练习任务>
**1)** 请逐字引用这段因子工程代码中从“df['pepe_large_tx'] = np.random.poisson(5, len(df))”到“selector = SelectKBest(score_func=f_regression, k=k)”的部分。
**2)** 用两句话概括这段因子工程代码的内容。
═════ 页面摘录
SECRET_KEY = "24f38a1ed7d760a43aaa06ee49d607563f4c2882d58be726fbf13a3c773bbec0"

# 简化版链上数据API配置
ONCHAIN_API = {
    "PEPE": "https://a...content-available-to-author-only...n.io/api",
    "SOL": "https://a...content-available-to-author-only...n.io"
}

# ====================== 简化版因子工程 ======================
def calculate_features(df, symbol):
    """计算技术指标和链上因子"""
    # 基础价格特征
    df['returns'] = df['close'].pct_change()
    
    # 动量指标
    df['rsi'] = ta.rsi(df['close'], length=14)
    df['macd'] = ta.macd(df['close'], fast=12, slow=26)['MACD_12_26_9']
    df['macd_signal'] = ta.macd(df['close'], fast=12, slow=26)['MACDs_12_26_9']
    
    # 波动率指标
    df['atr'] = ta.atr(df['high'], df['low'], df['close'], length=14)
    df['bb_upper'] = ta.bbands(df['close'], length=20)['BBU_20_2.0']
    df['bb_lower'] = ta.bbands(df['close'], length=20)['BBL_20_2.0']
    
    # 成交量指标
    df['obv'] = ta.obv(df['close'], df['volume'])
    
    # 特征工程
    df['bb_width'] = (df['bb_upper'] - df['bb_lower']) / df['close']
    df['macd_diff'] = df['macd'] - df['macd_signal']
    df['volume_change'] = df['volume'].pct_change()
    
    # 目标变量
    df['target'] = df['close'].shift(-1) / df['close'] - 1
    
    # 添加链上数据 (简化版)
    if "PEPE" in symbol:
        df['pepe_burn'] = np.random.poisson(10000000, len(df))
        df['pepe_large_tx'] = np.random.poisson(5, len(df))
    elif "SOL" in symbol:
        df['sol_tps'] = np.random.normal(3000, 500, len(df))
        df['sol_staked'] = np.random.uniform(70, 80, len(df))
    
    return df.dropna()

# ====================== 特征选择 ======================
def select_features(features, target, k=8):
    """选择最重要的k个特征"""
    selector = SelectKBest(score_func=f_regression, k=k)
    selector.fit(features, target)
    selected_features = features.columns[selector.get_support()]
    
    print("Selected Features:")
══════════
═════ 数据
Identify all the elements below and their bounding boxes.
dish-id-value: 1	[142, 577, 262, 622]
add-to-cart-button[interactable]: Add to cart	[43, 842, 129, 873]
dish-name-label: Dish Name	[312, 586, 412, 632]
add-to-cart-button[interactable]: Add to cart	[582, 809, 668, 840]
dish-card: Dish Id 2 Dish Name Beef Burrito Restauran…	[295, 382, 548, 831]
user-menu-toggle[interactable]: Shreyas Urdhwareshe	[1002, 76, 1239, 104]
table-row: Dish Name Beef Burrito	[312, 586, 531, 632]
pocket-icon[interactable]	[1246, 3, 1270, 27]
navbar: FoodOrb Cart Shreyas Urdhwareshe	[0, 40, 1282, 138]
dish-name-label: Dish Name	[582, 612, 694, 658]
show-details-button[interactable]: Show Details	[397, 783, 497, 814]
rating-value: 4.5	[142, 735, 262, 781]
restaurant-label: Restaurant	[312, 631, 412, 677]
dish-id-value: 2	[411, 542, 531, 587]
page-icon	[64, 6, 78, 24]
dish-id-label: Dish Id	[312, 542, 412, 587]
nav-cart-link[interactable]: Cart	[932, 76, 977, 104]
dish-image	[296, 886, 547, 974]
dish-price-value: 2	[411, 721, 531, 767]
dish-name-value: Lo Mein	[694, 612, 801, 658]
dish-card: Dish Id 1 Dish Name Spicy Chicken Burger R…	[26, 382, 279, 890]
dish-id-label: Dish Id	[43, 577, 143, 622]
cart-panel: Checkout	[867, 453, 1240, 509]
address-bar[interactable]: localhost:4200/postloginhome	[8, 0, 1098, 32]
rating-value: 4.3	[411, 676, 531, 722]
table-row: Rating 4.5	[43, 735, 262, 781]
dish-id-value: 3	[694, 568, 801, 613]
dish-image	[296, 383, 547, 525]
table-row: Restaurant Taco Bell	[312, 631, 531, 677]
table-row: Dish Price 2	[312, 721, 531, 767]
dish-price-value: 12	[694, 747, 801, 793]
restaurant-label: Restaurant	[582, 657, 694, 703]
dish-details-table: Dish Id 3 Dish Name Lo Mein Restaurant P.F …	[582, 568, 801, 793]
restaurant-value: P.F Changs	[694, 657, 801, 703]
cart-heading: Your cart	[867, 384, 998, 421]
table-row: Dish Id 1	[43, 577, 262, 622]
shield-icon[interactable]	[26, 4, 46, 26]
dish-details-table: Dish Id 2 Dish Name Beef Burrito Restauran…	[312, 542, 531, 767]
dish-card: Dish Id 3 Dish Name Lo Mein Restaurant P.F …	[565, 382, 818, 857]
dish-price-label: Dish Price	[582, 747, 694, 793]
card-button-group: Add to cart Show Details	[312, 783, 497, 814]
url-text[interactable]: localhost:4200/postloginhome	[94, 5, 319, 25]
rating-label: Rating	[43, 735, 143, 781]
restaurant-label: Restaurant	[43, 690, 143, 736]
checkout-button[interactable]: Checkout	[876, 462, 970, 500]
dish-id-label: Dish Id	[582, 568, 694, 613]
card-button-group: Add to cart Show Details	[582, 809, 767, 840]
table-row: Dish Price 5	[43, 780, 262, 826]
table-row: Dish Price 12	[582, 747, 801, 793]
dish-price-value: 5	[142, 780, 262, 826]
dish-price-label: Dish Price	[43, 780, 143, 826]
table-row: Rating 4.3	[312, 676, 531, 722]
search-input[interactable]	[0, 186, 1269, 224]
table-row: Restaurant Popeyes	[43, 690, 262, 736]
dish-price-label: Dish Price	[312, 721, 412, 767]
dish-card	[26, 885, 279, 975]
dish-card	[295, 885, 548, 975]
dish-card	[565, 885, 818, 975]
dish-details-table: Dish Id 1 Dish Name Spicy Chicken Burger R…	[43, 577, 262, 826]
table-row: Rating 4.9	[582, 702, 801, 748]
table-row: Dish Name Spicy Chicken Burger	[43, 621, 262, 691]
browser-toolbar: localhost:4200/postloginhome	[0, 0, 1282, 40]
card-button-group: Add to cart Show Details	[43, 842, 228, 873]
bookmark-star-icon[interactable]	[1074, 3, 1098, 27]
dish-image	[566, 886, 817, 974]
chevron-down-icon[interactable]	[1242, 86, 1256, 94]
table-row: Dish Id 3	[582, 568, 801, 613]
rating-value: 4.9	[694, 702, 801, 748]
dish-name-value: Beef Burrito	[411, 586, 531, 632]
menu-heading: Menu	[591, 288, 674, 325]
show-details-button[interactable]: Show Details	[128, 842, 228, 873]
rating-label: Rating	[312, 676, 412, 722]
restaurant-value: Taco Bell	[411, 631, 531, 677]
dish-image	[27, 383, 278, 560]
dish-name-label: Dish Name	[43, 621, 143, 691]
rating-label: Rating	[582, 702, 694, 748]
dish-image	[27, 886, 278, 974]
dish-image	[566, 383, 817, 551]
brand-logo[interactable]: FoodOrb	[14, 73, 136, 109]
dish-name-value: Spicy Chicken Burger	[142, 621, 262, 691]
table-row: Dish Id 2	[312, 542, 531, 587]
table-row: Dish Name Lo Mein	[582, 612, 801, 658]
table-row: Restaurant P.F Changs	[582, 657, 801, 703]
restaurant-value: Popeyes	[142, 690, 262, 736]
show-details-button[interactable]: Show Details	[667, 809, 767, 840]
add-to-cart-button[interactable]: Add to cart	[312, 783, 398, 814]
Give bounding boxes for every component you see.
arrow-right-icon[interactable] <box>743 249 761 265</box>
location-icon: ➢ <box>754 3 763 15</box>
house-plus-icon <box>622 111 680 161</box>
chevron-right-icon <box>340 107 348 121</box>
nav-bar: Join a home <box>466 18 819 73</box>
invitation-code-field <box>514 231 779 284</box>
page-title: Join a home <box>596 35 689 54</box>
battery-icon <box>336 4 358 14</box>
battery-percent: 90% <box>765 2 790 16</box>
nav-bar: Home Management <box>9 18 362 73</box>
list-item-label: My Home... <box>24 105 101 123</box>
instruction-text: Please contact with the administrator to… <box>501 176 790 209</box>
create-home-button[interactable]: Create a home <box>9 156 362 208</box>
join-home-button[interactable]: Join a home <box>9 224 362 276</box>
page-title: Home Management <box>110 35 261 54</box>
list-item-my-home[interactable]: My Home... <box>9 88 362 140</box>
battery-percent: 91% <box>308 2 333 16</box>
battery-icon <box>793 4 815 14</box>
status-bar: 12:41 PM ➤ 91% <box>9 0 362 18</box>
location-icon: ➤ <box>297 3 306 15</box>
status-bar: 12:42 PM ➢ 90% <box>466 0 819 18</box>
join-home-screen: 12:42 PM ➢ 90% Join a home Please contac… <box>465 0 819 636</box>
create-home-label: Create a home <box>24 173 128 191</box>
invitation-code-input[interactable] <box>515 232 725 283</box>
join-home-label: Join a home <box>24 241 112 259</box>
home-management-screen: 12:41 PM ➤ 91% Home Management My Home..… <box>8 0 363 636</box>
══════════
参考答案>
**1)**
df['pepe_large_tx'] = np.random.poisson(5, len(df))
    elif "SOL" in symbol:
        df['sol_tps'] = np.random.normal(3000, 500, len(df))
        df['sol_staked'] = np.random.uniform(70, 80, len(df))
    
    return df.dropna()

# ====================== 特征选择 ======================
def select_features(features, target, k=8):
    """选择最重要的k个特征"""
    selector = SelectKBest(score_func=f_regression, k=k)

**2)** calculate_features 函数计算收益率、RSI、MACD、ATR、布林带和 OBV 等指标，派生出布林带宽度、MACD 差值和成交量变化等特征，并以下一期收盘价相对当前收盘价的涨跌幅作为目标变量。该函数还针对 PEPE 和 SOL 用随机分布生成简化版链上数据，最后删除缺失值；select_features 函数则用 SelectKBest 配合 f_regression 选出最重要的 k 个特征，k 默认为 8。